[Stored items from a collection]
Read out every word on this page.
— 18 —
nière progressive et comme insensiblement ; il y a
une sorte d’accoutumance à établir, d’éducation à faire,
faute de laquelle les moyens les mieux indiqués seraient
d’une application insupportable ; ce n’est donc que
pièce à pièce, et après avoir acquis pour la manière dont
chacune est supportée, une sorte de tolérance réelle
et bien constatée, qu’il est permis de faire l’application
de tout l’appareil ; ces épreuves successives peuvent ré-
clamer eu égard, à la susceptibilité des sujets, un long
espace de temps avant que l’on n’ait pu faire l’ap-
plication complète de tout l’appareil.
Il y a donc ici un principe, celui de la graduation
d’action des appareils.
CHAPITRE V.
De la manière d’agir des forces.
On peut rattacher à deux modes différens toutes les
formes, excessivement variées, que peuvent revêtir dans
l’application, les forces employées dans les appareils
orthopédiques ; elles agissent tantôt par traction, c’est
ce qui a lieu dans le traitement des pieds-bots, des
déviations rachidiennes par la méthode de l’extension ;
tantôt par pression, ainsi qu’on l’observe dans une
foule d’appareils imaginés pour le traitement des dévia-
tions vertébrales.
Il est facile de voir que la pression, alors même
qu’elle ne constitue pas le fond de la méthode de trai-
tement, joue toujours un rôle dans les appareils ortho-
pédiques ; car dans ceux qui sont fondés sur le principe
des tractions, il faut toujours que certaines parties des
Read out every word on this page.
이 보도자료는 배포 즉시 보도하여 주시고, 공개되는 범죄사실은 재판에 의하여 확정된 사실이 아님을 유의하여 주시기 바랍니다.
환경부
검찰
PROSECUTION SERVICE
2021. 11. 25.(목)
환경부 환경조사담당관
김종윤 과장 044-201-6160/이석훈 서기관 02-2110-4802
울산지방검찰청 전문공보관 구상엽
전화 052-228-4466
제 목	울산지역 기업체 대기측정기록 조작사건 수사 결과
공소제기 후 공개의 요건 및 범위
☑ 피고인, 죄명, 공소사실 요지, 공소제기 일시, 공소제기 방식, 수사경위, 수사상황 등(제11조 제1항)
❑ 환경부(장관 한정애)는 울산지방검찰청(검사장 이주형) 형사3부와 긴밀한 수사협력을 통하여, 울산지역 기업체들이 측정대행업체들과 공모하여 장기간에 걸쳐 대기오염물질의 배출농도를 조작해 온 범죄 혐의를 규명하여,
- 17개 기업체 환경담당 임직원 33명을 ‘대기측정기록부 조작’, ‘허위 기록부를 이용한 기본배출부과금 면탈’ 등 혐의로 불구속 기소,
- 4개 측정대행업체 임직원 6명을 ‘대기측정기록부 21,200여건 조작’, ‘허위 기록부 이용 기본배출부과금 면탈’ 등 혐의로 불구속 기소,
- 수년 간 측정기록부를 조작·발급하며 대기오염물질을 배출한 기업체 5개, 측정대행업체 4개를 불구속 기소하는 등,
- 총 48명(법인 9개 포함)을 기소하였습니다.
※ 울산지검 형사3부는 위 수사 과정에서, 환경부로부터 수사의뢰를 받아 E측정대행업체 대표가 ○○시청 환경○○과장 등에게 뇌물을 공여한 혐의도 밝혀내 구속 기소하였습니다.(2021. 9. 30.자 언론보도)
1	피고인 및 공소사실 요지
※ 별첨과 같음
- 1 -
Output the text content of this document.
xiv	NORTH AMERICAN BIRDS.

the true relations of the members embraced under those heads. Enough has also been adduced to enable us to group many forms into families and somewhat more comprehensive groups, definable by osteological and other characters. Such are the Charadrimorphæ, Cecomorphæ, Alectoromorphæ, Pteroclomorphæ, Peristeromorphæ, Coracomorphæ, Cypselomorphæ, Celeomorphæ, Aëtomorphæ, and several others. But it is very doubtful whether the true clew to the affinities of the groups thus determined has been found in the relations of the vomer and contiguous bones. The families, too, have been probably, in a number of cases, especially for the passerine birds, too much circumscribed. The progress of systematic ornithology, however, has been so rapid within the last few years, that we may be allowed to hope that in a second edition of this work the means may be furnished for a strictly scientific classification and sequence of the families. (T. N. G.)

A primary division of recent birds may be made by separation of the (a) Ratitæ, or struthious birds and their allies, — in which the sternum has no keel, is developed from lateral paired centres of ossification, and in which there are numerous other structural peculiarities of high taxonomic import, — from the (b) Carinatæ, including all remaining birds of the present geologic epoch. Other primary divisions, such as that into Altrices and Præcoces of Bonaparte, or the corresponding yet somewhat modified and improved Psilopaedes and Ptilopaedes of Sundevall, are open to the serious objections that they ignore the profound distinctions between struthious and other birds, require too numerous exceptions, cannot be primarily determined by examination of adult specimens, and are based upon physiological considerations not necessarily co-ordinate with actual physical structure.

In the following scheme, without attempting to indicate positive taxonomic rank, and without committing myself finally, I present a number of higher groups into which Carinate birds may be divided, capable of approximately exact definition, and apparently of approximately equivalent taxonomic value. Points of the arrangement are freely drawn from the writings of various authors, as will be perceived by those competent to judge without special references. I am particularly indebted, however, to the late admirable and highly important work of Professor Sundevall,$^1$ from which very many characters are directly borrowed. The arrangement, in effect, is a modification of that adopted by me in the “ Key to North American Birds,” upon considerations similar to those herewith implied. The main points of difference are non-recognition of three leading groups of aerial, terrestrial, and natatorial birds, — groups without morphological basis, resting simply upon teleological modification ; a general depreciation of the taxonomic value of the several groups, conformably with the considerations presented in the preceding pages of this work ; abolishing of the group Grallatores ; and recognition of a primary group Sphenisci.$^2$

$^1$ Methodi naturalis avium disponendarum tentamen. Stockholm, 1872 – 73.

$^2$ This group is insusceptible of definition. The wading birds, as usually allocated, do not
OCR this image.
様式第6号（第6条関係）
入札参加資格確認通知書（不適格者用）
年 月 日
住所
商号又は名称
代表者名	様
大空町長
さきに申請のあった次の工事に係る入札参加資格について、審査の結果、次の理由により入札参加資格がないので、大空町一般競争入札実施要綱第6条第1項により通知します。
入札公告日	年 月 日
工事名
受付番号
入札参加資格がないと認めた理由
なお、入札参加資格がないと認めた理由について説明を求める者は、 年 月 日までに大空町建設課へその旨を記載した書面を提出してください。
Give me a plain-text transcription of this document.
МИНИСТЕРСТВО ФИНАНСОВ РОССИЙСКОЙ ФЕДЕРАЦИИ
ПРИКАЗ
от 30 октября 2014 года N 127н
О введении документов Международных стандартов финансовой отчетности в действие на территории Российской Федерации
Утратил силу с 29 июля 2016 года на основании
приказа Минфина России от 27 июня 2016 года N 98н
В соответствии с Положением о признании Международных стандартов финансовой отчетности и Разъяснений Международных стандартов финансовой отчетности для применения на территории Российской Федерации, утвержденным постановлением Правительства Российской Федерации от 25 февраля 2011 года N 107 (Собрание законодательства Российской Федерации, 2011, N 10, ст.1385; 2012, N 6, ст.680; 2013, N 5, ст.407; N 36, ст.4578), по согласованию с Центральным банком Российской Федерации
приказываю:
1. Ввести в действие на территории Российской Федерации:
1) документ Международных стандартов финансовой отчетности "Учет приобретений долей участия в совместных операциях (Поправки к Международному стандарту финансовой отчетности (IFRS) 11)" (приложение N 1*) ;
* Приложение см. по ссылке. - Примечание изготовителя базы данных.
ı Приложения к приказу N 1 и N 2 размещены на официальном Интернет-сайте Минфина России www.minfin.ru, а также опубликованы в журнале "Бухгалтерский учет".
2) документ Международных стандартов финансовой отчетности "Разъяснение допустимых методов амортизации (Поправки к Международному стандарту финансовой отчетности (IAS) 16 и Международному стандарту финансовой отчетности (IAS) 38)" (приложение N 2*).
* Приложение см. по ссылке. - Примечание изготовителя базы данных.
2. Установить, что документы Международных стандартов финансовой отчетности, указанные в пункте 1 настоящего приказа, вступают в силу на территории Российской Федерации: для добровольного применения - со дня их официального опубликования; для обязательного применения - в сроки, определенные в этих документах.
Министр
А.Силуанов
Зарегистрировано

REQUIRED WORK →
From the material above, copy each line that includes the word "text".

OUTPUT FOR THIS TASK →
Output the text content of this document.
Give me a plain-text transcription of this document.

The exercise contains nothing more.